Locate every line that holds the string "coverage" and copy it.

* BEGIN RECORDED DATA *

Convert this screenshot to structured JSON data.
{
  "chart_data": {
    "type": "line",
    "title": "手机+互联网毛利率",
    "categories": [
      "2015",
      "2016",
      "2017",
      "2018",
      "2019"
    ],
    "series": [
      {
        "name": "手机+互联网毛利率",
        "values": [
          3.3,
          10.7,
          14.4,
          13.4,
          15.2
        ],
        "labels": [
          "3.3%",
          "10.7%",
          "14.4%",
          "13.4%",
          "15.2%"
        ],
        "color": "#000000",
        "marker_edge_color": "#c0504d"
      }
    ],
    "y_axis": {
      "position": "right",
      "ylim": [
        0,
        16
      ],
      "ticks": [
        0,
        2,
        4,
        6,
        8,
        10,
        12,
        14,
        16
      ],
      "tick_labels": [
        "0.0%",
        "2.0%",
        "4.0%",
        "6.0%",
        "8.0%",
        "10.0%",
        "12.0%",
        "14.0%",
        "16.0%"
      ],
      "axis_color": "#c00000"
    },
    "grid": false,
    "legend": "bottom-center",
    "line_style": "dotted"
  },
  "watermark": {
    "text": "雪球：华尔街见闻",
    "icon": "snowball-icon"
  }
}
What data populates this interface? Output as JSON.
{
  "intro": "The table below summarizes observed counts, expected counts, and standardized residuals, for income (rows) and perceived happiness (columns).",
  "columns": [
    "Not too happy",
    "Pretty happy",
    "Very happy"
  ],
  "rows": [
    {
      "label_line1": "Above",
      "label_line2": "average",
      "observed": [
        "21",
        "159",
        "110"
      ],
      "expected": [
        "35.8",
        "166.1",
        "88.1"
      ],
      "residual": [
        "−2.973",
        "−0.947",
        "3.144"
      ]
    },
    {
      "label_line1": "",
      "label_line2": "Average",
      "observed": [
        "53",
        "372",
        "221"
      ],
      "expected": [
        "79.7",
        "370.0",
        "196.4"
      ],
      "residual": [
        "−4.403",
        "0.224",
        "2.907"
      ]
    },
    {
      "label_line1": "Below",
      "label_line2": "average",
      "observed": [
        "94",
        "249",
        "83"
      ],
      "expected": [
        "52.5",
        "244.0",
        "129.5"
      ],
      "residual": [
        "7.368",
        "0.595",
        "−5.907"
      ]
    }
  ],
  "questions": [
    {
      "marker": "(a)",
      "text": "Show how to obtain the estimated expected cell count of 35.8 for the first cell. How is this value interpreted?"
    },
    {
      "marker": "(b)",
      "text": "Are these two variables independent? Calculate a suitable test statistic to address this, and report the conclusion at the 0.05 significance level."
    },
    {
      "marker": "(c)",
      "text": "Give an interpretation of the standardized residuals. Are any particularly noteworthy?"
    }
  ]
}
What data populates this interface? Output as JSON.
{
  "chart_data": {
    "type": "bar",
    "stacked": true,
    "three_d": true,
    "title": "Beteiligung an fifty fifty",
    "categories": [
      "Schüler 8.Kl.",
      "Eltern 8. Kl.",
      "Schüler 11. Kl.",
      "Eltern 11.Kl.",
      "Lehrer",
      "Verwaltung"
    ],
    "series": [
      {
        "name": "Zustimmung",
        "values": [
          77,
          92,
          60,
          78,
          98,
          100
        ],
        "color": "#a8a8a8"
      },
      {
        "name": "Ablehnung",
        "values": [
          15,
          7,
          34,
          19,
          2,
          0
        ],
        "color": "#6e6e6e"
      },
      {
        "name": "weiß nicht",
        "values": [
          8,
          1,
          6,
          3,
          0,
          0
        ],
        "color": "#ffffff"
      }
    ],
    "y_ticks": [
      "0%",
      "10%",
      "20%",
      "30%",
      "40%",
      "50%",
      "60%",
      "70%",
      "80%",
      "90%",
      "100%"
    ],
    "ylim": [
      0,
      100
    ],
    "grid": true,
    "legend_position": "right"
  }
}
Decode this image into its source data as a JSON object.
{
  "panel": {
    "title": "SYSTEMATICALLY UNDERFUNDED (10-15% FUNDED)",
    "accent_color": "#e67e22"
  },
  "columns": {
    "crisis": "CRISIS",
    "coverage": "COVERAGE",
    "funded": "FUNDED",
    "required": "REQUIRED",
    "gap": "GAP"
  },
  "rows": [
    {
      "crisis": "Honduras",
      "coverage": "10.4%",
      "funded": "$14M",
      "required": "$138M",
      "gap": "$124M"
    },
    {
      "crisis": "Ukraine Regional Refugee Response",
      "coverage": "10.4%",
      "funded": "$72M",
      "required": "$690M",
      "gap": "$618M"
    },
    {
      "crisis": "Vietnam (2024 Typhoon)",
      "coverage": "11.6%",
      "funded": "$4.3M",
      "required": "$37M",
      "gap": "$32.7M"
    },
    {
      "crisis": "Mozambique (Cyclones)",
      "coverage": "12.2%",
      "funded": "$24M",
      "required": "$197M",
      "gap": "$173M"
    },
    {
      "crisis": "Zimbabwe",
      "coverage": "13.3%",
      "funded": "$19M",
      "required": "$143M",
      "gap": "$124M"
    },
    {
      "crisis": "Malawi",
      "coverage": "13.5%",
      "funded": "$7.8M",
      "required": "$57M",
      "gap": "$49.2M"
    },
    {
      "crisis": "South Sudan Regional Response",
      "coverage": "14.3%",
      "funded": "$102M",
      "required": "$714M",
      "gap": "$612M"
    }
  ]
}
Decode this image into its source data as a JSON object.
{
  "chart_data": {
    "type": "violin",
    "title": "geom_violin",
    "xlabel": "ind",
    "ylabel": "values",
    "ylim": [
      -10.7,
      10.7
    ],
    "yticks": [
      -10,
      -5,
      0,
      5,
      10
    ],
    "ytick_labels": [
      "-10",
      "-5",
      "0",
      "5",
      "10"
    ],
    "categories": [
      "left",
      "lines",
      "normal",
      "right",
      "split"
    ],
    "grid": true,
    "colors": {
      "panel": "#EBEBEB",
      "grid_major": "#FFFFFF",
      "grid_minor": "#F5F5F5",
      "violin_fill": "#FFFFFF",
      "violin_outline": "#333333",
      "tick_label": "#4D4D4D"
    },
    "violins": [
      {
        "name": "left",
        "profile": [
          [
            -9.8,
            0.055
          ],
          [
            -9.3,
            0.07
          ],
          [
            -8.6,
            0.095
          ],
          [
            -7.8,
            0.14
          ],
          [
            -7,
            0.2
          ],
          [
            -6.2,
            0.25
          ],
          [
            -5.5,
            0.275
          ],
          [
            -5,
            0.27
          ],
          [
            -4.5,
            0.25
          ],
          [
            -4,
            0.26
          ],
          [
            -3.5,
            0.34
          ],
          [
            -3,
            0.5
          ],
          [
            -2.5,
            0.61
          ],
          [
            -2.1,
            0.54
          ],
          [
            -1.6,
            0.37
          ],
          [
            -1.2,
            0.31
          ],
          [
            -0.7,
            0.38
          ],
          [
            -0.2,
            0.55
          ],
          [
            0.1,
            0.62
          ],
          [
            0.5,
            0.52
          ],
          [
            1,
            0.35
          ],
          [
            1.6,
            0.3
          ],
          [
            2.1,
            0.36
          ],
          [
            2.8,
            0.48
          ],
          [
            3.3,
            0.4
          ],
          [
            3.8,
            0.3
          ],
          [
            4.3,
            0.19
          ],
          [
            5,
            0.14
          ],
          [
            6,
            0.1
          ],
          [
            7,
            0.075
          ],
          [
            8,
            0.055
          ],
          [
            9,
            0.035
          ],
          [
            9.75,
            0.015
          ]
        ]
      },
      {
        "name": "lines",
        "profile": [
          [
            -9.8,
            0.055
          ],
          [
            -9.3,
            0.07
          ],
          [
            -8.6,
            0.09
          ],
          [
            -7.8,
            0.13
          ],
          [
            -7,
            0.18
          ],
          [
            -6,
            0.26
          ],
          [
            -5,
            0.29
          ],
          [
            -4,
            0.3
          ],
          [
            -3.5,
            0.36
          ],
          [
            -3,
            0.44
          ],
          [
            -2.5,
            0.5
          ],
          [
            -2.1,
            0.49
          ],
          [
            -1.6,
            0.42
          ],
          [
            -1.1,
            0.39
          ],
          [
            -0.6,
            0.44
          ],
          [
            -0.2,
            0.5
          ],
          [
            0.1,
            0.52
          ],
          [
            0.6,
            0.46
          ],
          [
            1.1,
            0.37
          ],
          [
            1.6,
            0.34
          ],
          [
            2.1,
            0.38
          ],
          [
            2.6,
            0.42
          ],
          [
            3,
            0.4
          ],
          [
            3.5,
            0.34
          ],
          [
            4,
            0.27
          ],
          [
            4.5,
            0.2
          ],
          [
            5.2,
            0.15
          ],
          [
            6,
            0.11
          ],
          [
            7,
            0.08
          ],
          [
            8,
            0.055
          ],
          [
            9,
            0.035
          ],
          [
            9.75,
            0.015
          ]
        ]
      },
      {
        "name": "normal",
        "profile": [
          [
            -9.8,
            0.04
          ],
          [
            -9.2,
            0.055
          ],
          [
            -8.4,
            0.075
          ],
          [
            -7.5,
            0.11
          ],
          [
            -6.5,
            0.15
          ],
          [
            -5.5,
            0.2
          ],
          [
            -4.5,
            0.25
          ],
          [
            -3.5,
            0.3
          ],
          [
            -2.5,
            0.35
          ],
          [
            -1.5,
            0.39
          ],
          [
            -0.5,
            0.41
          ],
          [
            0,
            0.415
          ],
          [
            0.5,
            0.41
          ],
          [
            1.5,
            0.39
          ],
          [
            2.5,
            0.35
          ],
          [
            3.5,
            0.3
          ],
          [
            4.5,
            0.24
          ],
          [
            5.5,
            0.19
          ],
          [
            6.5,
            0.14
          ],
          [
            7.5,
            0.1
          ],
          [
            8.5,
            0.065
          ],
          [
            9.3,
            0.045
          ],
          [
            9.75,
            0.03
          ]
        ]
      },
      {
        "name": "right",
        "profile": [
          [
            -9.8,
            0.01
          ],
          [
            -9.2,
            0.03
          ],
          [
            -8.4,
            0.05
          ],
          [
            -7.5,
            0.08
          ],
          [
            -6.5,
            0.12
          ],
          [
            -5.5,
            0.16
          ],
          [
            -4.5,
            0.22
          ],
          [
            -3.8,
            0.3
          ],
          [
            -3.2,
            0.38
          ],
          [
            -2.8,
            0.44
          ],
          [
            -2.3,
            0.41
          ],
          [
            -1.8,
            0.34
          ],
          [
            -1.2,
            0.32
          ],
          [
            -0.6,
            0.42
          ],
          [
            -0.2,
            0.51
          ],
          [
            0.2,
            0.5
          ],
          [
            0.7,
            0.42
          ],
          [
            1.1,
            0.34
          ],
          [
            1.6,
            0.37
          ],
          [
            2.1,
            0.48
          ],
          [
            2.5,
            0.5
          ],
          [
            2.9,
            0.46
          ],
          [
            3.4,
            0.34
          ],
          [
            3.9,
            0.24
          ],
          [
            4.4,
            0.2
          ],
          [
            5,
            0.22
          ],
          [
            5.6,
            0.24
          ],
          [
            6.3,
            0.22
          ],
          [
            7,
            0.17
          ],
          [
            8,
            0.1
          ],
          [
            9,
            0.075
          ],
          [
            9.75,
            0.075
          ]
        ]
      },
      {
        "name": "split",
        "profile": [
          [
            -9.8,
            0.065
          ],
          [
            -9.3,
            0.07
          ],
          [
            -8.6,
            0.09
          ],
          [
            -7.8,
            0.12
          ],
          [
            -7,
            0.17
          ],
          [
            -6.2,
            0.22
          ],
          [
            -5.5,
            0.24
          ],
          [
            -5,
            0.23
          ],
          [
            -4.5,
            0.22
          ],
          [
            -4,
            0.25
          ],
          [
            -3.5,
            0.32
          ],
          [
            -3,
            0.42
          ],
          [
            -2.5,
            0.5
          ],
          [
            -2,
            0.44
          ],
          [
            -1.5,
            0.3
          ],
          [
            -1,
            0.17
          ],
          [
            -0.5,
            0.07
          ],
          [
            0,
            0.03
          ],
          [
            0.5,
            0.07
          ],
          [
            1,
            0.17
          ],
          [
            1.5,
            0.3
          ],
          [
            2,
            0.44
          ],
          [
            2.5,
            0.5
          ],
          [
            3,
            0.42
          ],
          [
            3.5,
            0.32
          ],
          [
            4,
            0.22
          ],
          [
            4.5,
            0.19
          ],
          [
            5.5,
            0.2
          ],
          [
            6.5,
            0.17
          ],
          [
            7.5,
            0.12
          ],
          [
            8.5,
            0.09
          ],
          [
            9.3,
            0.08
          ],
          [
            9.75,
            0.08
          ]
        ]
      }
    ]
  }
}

* END RECORDED DATA *

- EXERCISE RESULT:
    "coverage": "COVERAGE",
      "coverage": "10.4%",
      "coverage": "10.4%",
      "coverage": "11.6%",
      "coverage": "12.2%",
      "coverage": "13.3%",
      "coverage": "13.5%",
      "coverage": "14.3%",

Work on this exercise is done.